## Brief
Would you write out the listing verbatim and skip every picture in it?

## Task inputs
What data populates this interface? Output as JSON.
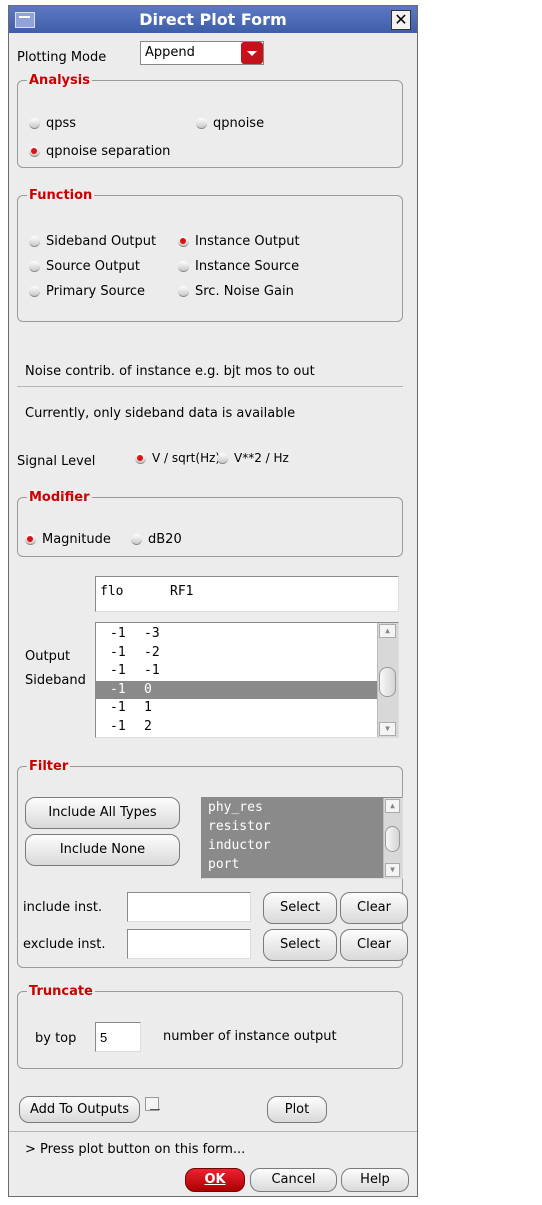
{
  "window": {
    "title": "Direct Plot Form",
    "close_glyph": "✕"
  },
  "plotting_mode": {
    "label": "Plotting Mode",
    "value": "Append"
  },
  "analysis": {
    "legend": "Analysis",
    "options": [
      "qpss",
      "qpnoise",
      "qpnoise separation"
    ],
    "selected": "qpnoise separation"
  },
  "function": {
    "legend": "Function",
    "options": [
      "Sideband Output",
      "Instance Output",
      "Source Output",
      "Instance Source",
      "Primary Source",
      "Src. Noise Gain"
    ],
    "selected": "Instance Output"
  },
  "info": {
    "description": "Noise contrib. of instance e.g. bjt mos to out",
    "note": "Currently, only sideband data is available"
  },
  "signal_level": {
    "label": "Signal Level",
    "options": [
      "V / sqrt(Hz)",
      "V**2 / Hz"
    ],
    "selected": "V / sqrt(Hz)"
  },
  "modifier": {
    "legend": "Modifier",
    "options": [
      "Magnitude",
      "dB20"
    ],
    "selected": "Magnitude"
  },
  "output_sideband": {
    "label_line1": "Output",
    "label_line2": "Sideband",
    "header_col1": "flo",
    "header_col2": "RF1",
    "rows": [
      {
        "a": "-1",
        "b": "-3"
      },
      {
        "a": "-1",
        "b": "-2"
      },
      {
        "a": "-1",
        "b": "-1"
      },
      {
        "a": "-1",
        "b": "0"
      },
      {
        "a": "-1",
        "b": "1"
      },
      {
        "a": "-1",
        "b": "2"
      }
    ],
    "selected_index": 3
  },
  "filter": {
    "legend": "Filter",
    "include_all_label": "Include All Types",
    "include_none_label": "Include None",
    "types": [
      "phy_res",
      "resistor",
      "inductor",
      "port"
    ],
    "include_inst_label": "include inst.",
    "exclude_inst_label": "exclude inst.",
    "include_inst_value": "",
    "exclude_inst_value": "",
    "select_label": "Select",
    "clear_label": "Clear"
  },
  "truncate": {
    "legend": "Truncate",
    "by_label": "by top",
    "value": "5",
    "suffix": "number of instance output"
  },
  "actions": {
    "add_to_outputs": "Add To Outputs",
    "plot": "Plot",
    "status": "> Press plot button on this form...",
    "ok": "OK",
    "cancel": "Cancel",
    "help": "Help"
  },
  "colors": {
    "accent": "#cc0000",
    "title_bar": "#4a68b4",
    "selection": "#8a8a8a"
  }
}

## Task solution
What data populates this interface? Output as JSON.
{
  "window": {
    "title": "Direct Plot Form",
    "close_glyph": "✕"
  },
  "plotting_mode": {
    "label": "Plotting Mode",
    "value": "Append"
  },
  "analysis": {
    "legend": "Analysis",
    "options": [
      "qpss",
      "qpnoise",
      "qpnoise separation"
    ],
    "selected": "qpnoise separation"
  },
  "function": {
    "legend": "Function",
    "options": [
      "Sideband Output",
      "Instance Output",
      "Source Output",
      "Instance Source",
      "Primary Source",
      "Src. Noise Gain"
    ],
    "selected": "Instance Output"
  },
  "info": {
    "description": "Noise contrib. of instance e.g. bjt mos to out",
    "note": "Currently, only sideband data is available"
  },
  "signal_level": {
    "label": "Signal Level",
    "options": [
      "V / sqrt(Hz)",
      "V**2 / Hz"
    ],
    "selected": "V / sqrt(Hz)"
  },
  "modifier": {
    "legend": "Modifier",
    "options": [
      "Magnitude",
      "dB20"
    ],
    "selected": "Magnitude"
  },
  "output_sideband": {
    "label_line1": "Output",
    "label_line2": "Sideband",
    "header_col1": "flo",
    "header_col2": "RF1",
    "rows": [
      {
        "a": "-1",
        "b": "-3"
      },
      {
        "a": "-1",
        "b": "-2"
      },
      {
        "a": "-1",
        "b": "-1"
      },
      {
        "a": "-1",
        "b": "0"
      },
      {
        "a": "-1",
        "b": "1"
      },
      {
        "a": "-1",
        "b": "2"
      }
    ],
    "selected_index": 3
  },
  "filter": {
    "legend": "Filter",
    "include_all_label": "Include All Types",
    "include_none_label": "Include None",
    "types": [
      "phy_res",
      "resistor",
      "inductor",
      "port"
    ],
    "include_inst_label": "include inst.",
    "exclude_inst_label": "exclude inst.",
    "include_inst_value": "",
    "exclude_inst_value": "",
    "select_label": "Select",
    "clear_label": "Clear"
  },
  "truncate": {
    "legend": "Truncate",
    "by_label": "by top",
    "value": "5",
    "suffix": "number of instance output"
  },
  "actions": {
    "add_to_outputs": "Add To Outputs",
    "plot": "Plot",
    "status": "> Press plot button on this form...",
    "ok": "OK",
    "cancel": "Cancel",
    "help": "Help"
  },
  "colors": {
    "accent": "#cc0000",
    "title_bar": "#4a68b4",
    "selection": "#8a8a8a"
  }
}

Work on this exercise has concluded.